■ **Stated goal**
Filter the entries, keeping every line with the word "بسیار".

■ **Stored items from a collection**
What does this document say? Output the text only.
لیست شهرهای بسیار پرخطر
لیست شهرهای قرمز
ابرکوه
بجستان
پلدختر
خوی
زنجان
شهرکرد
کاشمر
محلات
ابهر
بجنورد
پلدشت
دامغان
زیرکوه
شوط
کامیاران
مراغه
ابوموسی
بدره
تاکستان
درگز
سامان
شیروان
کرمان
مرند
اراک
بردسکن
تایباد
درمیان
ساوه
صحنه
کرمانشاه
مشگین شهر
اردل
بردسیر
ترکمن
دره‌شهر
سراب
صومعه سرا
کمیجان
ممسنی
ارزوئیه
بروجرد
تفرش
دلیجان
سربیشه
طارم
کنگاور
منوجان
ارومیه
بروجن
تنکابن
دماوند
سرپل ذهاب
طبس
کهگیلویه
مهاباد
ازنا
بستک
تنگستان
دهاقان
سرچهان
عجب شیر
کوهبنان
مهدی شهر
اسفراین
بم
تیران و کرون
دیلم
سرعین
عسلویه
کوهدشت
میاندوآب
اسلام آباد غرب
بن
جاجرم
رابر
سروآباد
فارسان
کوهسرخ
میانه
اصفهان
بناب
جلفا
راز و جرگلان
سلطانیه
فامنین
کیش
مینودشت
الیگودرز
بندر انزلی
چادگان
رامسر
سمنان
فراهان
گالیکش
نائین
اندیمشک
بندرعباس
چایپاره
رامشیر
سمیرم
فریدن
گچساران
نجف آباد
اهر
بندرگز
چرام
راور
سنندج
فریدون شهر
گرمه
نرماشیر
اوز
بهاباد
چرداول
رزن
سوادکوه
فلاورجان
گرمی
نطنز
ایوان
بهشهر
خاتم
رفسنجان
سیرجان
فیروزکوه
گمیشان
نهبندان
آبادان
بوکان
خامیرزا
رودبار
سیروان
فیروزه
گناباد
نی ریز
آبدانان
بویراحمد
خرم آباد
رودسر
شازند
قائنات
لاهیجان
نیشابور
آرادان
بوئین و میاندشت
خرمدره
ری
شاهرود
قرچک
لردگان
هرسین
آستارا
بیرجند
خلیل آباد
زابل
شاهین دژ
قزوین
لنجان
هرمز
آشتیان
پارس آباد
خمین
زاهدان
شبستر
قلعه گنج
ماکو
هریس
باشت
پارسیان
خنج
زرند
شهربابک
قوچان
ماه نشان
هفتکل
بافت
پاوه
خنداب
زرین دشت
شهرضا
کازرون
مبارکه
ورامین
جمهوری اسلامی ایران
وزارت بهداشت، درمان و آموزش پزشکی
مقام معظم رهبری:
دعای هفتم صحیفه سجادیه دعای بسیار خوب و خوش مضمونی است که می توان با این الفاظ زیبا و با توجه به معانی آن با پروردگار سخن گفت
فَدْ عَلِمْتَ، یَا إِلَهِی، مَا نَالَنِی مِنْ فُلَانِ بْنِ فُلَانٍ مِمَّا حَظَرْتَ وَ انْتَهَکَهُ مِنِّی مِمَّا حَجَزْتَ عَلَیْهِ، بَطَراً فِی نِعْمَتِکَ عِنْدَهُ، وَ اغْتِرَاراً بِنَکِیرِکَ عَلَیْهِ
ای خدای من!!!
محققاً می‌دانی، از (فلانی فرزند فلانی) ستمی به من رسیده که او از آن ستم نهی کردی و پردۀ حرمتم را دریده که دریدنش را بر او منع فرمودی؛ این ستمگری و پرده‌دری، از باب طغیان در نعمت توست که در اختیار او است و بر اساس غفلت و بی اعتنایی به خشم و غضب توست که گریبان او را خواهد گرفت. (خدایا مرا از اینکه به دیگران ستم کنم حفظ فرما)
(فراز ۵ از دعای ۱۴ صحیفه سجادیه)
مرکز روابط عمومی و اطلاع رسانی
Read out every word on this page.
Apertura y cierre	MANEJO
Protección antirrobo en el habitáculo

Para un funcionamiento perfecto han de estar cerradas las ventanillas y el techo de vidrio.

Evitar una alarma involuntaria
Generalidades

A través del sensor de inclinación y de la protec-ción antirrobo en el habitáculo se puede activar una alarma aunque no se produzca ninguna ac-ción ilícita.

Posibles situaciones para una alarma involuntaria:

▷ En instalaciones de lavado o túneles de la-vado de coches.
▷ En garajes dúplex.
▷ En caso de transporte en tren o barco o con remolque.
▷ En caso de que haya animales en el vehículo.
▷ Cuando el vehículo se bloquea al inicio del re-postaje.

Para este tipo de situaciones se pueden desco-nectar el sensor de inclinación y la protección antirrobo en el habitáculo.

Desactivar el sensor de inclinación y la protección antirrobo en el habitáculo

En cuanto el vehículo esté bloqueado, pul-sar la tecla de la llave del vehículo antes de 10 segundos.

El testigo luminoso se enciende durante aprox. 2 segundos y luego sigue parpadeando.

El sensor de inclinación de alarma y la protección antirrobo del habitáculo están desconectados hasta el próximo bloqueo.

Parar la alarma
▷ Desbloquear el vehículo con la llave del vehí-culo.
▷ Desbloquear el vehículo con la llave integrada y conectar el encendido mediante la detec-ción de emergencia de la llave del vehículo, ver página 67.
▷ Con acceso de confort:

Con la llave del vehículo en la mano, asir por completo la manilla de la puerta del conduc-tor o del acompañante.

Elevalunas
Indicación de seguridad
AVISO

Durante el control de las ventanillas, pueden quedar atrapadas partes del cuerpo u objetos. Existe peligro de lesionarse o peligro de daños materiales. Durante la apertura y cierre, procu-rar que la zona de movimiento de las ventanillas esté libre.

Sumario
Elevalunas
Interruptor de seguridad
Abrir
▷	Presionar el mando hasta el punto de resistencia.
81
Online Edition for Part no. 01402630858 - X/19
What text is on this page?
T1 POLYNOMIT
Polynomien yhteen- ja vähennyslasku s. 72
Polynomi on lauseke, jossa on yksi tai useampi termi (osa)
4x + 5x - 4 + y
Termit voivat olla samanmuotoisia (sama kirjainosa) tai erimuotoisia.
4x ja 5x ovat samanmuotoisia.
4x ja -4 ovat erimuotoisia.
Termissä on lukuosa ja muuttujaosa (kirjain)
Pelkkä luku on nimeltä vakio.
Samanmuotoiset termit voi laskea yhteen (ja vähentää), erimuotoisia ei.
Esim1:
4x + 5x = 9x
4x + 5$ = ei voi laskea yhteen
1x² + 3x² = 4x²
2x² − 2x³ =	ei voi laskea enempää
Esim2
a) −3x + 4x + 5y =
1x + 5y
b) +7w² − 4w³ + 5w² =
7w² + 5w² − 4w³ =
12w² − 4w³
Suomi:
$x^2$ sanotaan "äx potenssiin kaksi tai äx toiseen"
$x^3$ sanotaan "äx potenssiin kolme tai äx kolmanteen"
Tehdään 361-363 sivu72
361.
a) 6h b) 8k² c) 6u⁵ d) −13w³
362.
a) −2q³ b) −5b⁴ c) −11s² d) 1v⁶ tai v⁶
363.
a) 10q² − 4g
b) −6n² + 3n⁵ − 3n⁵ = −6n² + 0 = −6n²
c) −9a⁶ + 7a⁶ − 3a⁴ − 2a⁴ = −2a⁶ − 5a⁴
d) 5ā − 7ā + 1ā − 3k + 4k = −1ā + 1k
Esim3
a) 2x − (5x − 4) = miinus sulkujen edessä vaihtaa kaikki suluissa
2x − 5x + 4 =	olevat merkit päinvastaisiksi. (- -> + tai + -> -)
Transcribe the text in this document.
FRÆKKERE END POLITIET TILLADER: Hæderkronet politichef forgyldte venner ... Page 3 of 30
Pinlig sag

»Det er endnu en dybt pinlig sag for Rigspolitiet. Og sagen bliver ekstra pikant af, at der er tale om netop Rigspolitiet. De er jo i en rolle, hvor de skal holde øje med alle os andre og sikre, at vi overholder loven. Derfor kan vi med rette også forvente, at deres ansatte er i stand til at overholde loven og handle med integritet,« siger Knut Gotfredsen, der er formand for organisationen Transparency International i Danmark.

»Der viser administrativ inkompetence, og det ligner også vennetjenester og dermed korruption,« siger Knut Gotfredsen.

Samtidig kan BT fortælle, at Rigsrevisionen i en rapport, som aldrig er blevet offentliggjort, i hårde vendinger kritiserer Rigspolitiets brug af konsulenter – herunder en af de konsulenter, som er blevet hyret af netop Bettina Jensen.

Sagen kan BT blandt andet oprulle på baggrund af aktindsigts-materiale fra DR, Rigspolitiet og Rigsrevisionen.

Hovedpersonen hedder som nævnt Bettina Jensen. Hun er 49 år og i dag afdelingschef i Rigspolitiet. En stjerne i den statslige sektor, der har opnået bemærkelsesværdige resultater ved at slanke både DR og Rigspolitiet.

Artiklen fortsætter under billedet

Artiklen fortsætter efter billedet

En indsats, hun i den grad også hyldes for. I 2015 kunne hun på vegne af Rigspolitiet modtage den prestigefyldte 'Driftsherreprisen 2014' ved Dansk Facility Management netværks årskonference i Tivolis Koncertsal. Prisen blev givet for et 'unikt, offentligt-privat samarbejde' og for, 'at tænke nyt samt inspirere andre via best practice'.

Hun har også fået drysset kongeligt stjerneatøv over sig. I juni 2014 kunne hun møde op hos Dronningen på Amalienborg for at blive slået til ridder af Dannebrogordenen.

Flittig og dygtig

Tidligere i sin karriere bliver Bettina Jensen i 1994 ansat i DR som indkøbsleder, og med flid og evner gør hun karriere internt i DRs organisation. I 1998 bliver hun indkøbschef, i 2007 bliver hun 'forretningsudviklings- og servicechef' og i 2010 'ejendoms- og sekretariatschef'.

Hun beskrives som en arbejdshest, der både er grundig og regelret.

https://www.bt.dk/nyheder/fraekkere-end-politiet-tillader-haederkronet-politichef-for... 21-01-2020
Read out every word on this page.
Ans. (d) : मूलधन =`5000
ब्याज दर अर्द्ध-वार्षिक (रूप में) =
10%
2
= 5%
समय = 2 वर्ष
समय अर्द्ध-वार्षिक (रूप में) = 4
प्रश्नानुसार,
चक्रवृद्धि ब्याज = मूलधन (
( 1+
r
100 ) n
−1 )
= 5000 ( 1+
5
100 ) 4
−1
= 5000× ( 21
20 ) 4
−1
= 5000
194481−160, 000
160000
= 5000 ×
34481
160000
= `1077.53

■ **Result of this task**
لیست شهرهای بسیار پرخطر
دعای هفتم صحیفه سجادیه دعای بسیار خوب و خوش مضمونی است که می توان با این الفاظ زیبا و با توجه به معانی آن با پروردگار سخن گفت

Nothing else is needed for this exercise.